◆ TASK DETAILS:
Quote all entries exactly, leaving pictures aside.

## start

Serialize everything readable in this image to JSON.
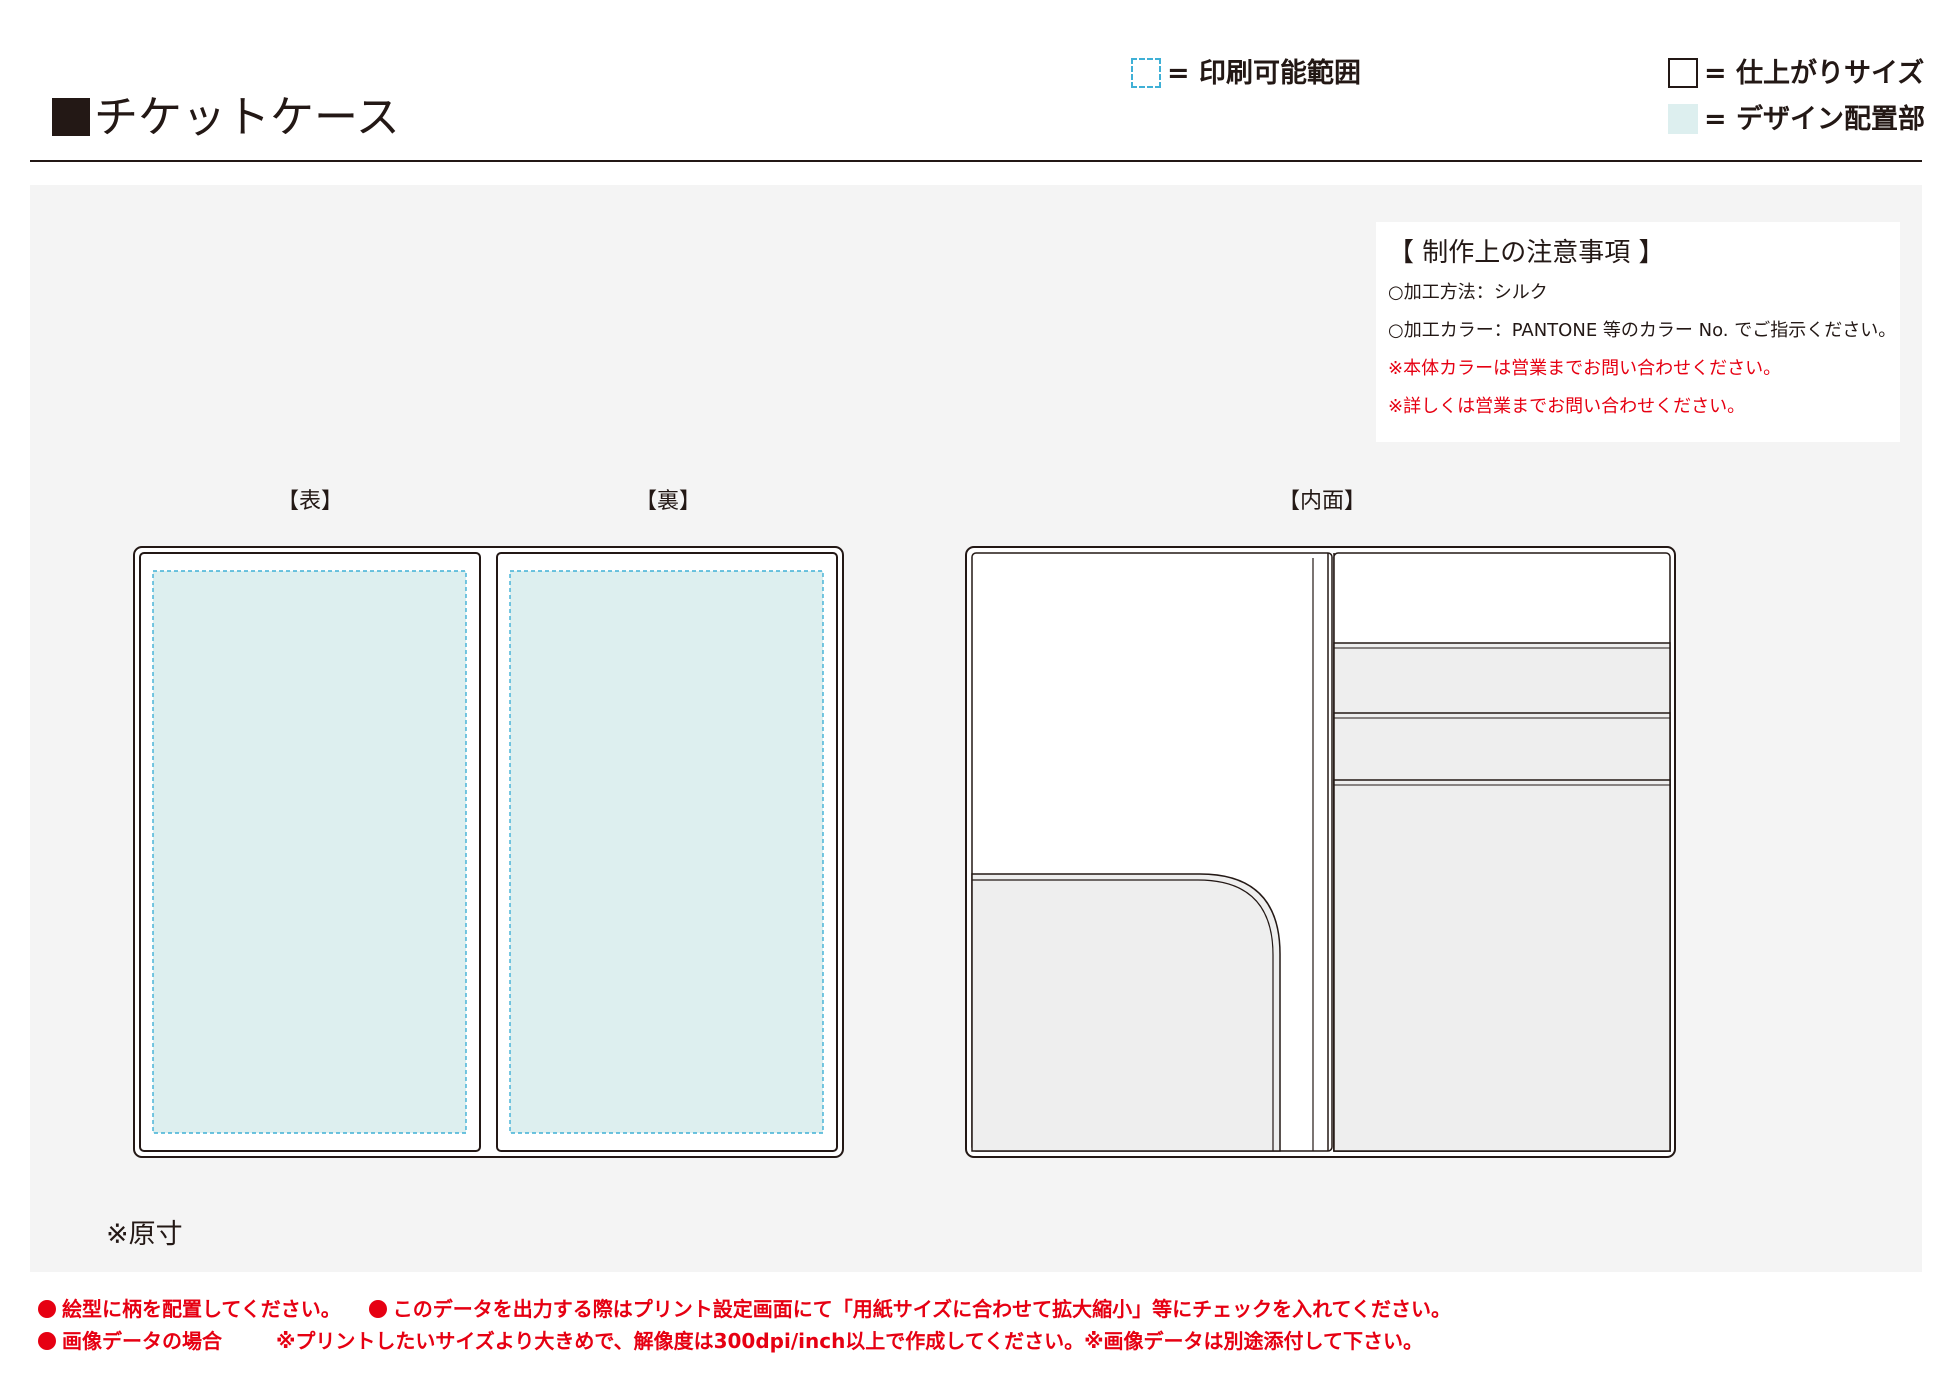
{
  "header": {
    "title": "チケットケース",
    "legend_print_area": "= 印刷可能範囲",
    "legend_finish_size": "= 仕上がりサイズ",
    "legend_design_area": "= デザイン配置部"
  },
  "notes": {
    "title": "【 制作上の注意事項 】",
    "method": "○加工方法：シルク",
    "color": "○加工カラー：PANTONE 等のカラー No. でご指示ください。",
    "warning_body_color": "※本体カラーは営業までお問い合わせください。",
    "warning_details": "※詳しくは営業までお問い合わせください。"
  },
  "panels": {
    "front_label": "【表】",
    "back_label": "【裏】",
    "inner_label": "【内面】"
  },
  "scale_note": "※原寸",
  "footer": {
    "line1_a": "絵型に柄を配置してください。",
    "line1_b": "このデータを出力する際はプリント設定画面にて「用紙サイズに合わせて拡大縮小」等にチェックを入れてください。",
    "line2_a": "画像データの場合",
    "line2_b": "※プリントしたいサイズより大きめで、解像度は300dpi/inch以上で作成してください。※画像データは別途添付して下さい。"
  },
  "colors": {
    "accent_red": "#e60012",
    "print_area_dash": "#3fb0d6",
    "design_area_fill": "#ddefef",
    "work_background": "#f4f4f4"
  }
}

## end

◆ CORRECT ANSWER:
Serialize everything readable in this image to JSON.
{
  "header": {
    "title": "チケットケース",
    "legend_print_area": "= 印刷可能範囲",
    "legend_finish_size": "= 仕上がりサイズ",
    "legend_design_area": "= デザイン配置部"
  },
  "notes": {
    "title": "【 制作上の注意事項 】",
    "method": "○加工方法：シルク",
    "color": "○加工カラー：PANTONE 等のカラー No. でご指示ください。",
    "warning_body_color": "※本体カラーは営業までお問い合わせください。",
    "warning_details": "※詳しくは営業までお問い合わせください。"
  },
  "panels": {
    "front_label": "【表】",
    "back_label": "【裏】",
    "inner_label": "【内面】"
  },
  "scale_note": "※原寸",
  "footer": {
    "line1_a": "絵型に柄を配置してください。",
    "line1_b": "このデータを出力する際はプリント設定画面にて「用紙サイズに合わせて拡大縮小」等にチェックを入れてください。",
    "line2_a": "画像データの場合",
    "line2_b": "※プリントしたいサイズより大きめで、解像度は300dpi/inch以上で作成してください。※画像データは別途添付して下さい。"
  },
  "colors": {
    "accent_red": "#e60012",
    "print_area_dash": "#3fb0d6",
    "design_area_fill": "#ddefef",
    "work_background": "#f4f4f4"
  }
}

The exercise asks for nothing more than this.